▸ WRITTEN INSTRUCTION
Without the images, write out all of the following entries exactly.

▸ PROVIDED ENTRIES

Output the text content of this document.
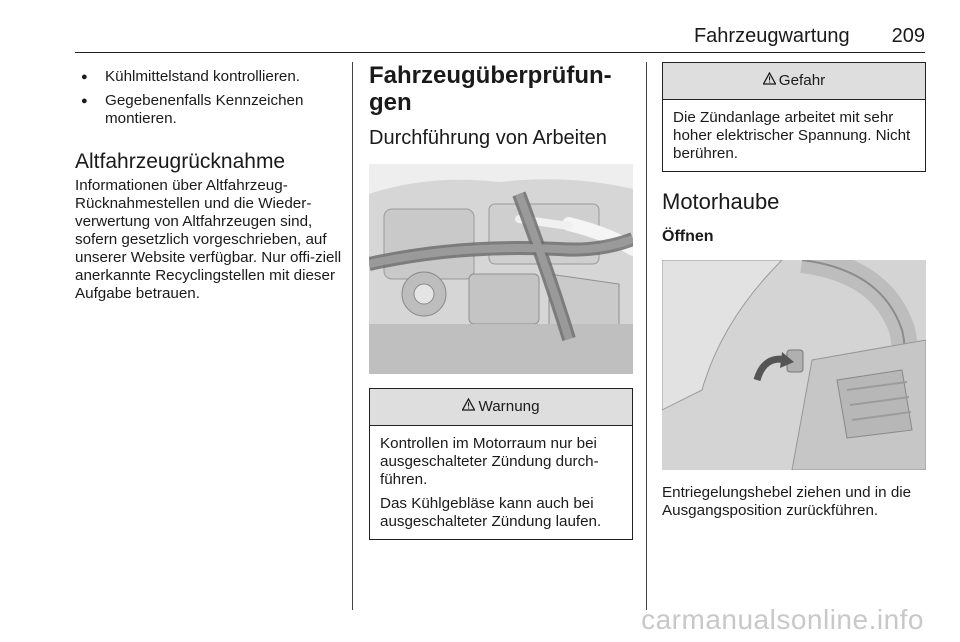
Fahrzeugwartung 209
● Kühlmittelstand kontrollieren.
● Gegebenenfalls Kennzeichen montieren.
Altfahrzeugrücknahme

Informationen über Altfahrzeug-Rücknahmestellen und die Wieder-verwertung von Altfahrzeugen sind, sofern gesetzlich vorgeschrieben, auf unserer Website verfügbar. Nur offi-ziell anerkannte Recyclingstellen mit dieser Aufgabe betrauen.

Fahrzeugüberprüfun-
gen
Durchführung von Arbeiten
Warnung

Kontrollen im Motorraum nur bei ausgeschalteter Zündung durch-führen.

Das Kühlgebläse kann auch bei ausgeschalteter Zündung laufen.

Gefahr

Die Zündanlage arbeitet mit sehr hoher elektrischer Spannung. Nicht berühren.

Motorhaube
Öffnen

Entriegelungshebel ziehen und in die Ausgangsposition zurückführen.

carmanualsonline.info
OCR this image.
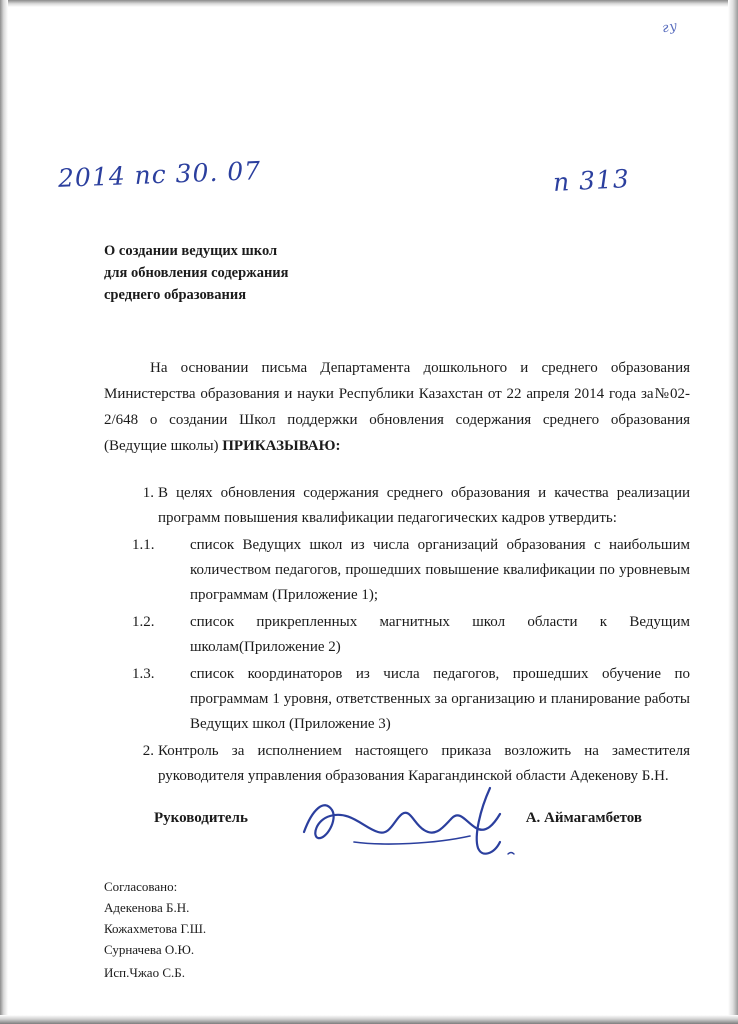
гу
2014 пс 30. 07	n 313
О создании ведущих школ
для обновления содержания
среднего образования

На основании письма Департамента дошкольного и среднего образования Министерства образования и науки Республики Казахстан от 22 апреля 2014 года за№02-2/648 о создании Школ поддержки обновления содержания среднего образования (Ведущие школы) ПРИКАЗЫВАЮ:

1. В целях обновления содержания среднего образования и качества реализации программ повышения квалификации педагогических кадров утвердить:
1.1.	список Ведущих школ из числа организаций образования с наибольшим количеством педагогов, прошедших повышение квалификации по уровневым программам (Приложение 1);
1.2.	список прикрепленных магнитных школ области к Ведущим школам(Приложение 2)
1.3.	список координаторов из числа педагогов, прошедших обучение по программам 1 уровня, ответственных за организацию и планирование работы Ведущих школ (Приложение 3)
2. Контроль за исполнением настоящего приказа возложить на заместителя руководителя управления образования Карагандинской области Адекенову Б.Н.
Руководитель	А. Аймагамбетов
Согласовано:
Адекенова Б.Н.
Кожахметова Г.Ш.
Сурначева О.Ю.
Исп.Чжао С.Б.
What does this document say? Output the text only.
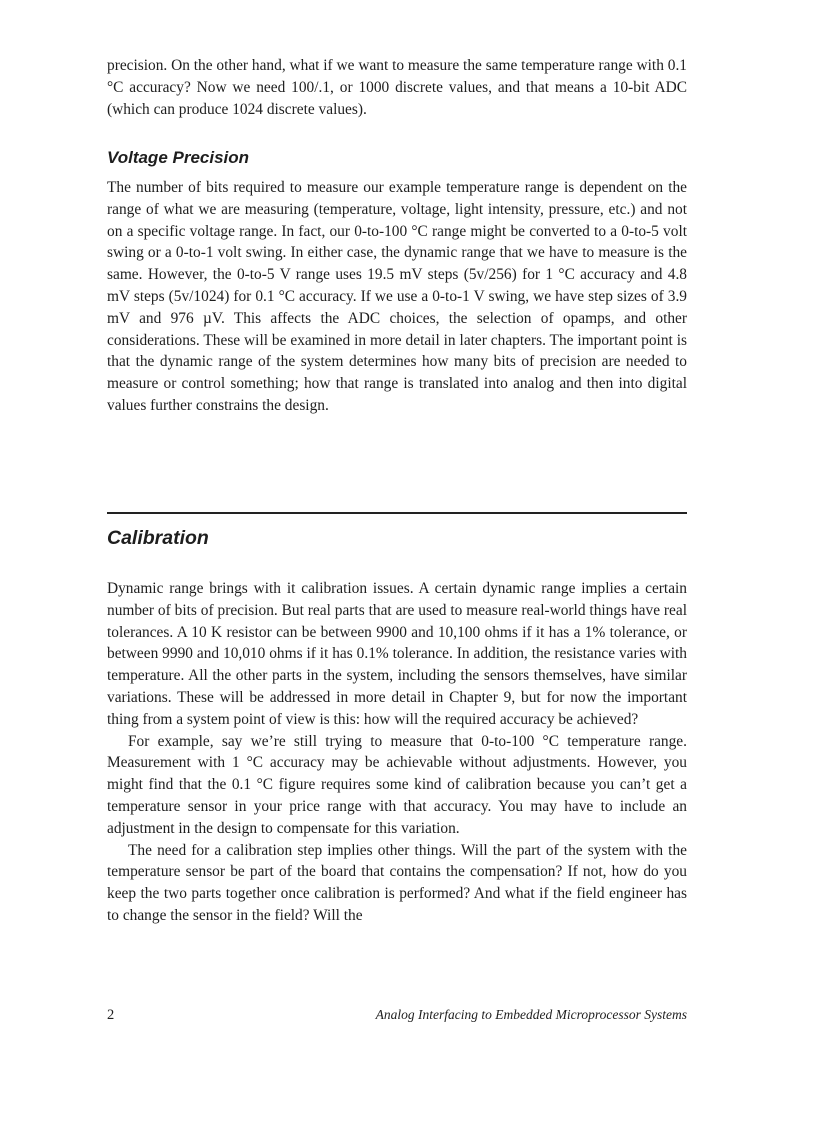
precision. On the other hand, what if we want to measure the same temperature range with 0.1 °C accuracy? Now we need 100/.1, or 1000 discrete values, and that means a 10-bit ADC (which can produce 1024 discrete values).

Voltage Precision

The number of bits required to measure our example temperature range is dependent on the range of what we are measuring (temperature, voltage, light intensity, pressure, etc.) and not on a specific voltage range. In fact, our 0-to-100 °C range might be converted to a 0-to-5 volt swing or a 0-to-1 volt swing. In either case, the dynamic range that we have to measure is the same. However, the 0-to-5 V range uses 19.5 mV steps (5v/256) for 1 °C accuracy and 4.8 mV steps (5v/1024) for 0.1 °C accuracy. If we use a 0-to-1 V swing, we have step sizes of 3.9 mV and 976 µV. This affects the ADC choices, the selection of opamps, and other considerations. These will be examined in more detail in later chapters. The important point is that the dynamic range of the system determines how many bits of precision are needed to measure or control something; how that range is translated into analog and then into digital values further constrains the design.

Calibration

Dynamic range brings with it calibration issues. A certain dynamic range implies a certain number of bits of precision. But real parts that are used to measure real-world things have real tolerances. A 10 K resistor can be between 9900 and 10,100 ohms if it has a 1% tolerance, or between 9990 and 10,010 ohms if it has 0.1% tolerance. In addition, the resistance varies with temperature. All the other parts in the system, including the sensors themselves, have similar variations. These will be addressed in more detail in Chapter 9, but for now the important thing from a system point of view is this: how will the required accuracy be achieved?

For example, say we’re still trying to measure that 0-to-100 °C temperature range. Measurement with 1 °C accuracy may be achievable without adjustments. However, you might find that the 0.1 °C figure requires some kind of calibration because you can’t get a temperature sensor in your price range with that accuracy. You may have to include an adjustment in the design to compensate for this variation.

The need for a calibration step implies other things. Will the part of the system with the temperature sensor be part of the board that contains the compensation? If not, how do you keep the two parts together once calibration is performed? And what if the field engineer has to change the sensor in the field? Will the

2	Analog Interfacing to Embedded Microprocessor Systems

▸ REPLY TO THE TASK
Output the text content of this document.
Fahrzeugwartung 209
● Kühlmittelstand kontrollieren.
● Gegebenenfalls Kennzeichen montieren.
Altfahrzeugrücknahme

Informationen über Altfahrzeug-Rücknahmestellen und die Wieder-verwertung von Altfahrzeugen sind, sofern gesetzlich vorgeschrieben, auf unserer Website verfügbar. Nur offi-ziell anerkannte Recyclingstellen mit dieser Aufgabe betrauen.

Fahrzeugüberprüfun-
gen
Durchführung von Arbeiten
Warnung

Kontrollen im Motorraum nur bei ausgeschalteter Zündung durch-führen.

Das Kühlgebläse kann auch bei ausgeschalteter Zündung laufen.

Gefahr

Die Zündanlage arbeitet mit sehr hoher elektrischer Spannung. Nicht berühren.

Motorhaube
Öffnen

Entriegelungshebel ziehen und in die Ausgangsposition zurückführen.

carmanualsonline.info
OCR this image.
гу
2014 пс 30. 07	n 313
О создании ведущих школ
для обновления содержания
среднего образования

На основании письма Департамента дошкольного и среднего образования Министерства образования и науки Республики Казахстан от 22 апреля 2014 года за№02-2/648 о создании Школ поддержки обновления содержания среднего образования (Ведущие школы) ПРИКАЗЫВАЮ:

1. В целях обновления содержания среднего образования и качества реализации программ повышения квалификации педагогических кадров утвердить:
1.1.	список Ведущих школ из числа организаций образования с наибольшим количеством педагогов, прошедших повышение квалификации по уровневым программам (Приложение 1);
1.2.	список прикрепленных магнитных школ области к Ведущим школам(Приложение 2)
1.3.	список координаторов из числа педагогов, прошедших обучение по программам 1 уровня, ответственных за организацию и планирование работы Ведущих школ (Приложение 3)
2. Контроль за исполнением настоящего приказа возложить на заместителя руководителя управления образования Карагандинской области Адекенову Б.Н.
Руководитель	А. Аймагамбетов
Согласовано:
Адекенова Б.Н.
Кожахметова Г.Ш.
Сурначева О.Ю.
Исп.Чжао С.Б.
What does this document say? Output the text only.
precision. On the other hand, what if we want to measure the same temperature range with 0.1 °C accuracy? Now we need 100/.1, or 1000 discrete values, and that means a 10-bit ADC (which can produce 1024 discrete values).

Voltage Precision

The number of bits required to measure our example temperature range is dependent on the range of what we are measuring (temperature, voltage, light intensity, pressure, etc.) and not on a specific voltage range. In fact, our 0-to-100 °C range might be converted to a 0-to-5 volt swing or a 0-to-1 volt swing. In either case, the dynamic range that we have to measure is the same. However, the 0-to-5 V range uses 19.5 mV steps (5v/256) for 1 °C accuracy and 4.8 mV steps (5v/1024) for 0.1 °C accuracy. If we use a 0-to-1 V swing, we have step sizes of 3.9 mV and 976 µV. This affects the ADC choices, the selection of opamps, and other considerations. These will be examined in more detail in later chapters. The important point is that the dynamic range of the system determines how many bits of precision are needed to measure or control something; how that range is translated into analog and then into digital values further constrains the design.

Calibration

Dynamic range brings with it calibration issues. A certain dynamic range implies a certain number of bits of precision. But real parts that are used to measure real-world things have real tolerances. A 10 K resistor can be between 9900 and 10,100 ohms if it has a 1% tolerance, or between 9990 and 10,010 ohms if it has 0.1% tolerance. In addition, the resistance varies with temperature. All the other parts in the system, including the sensors themselves, have similar variations. These will be addressed in more detail in Chapter 9, but for now the important thing from a system point of view is this: how will the required accuracy be achieved?

For example, say we’re still trying to measure that 0-to-100 °C temperature range. Measurement with 1 °C accuracy may be achievable without adjustments. However, you might find that the 0.1 °C figure requires some kind of calibration because you can’t get a temperature sensor in your price range with that accuracy. You may have to include an adjustment in the design to compensate for this variation.

The need for a calibration step implies other things. Will the part of the system with the temperature sensor be part of the board that contains the compensation? If not, how do you keep the two parts together once calibration is performed? And what if the field engineer has to change the sensor in the field? Will the

2	Analog Interfacing to Embedded Microprocessor Systems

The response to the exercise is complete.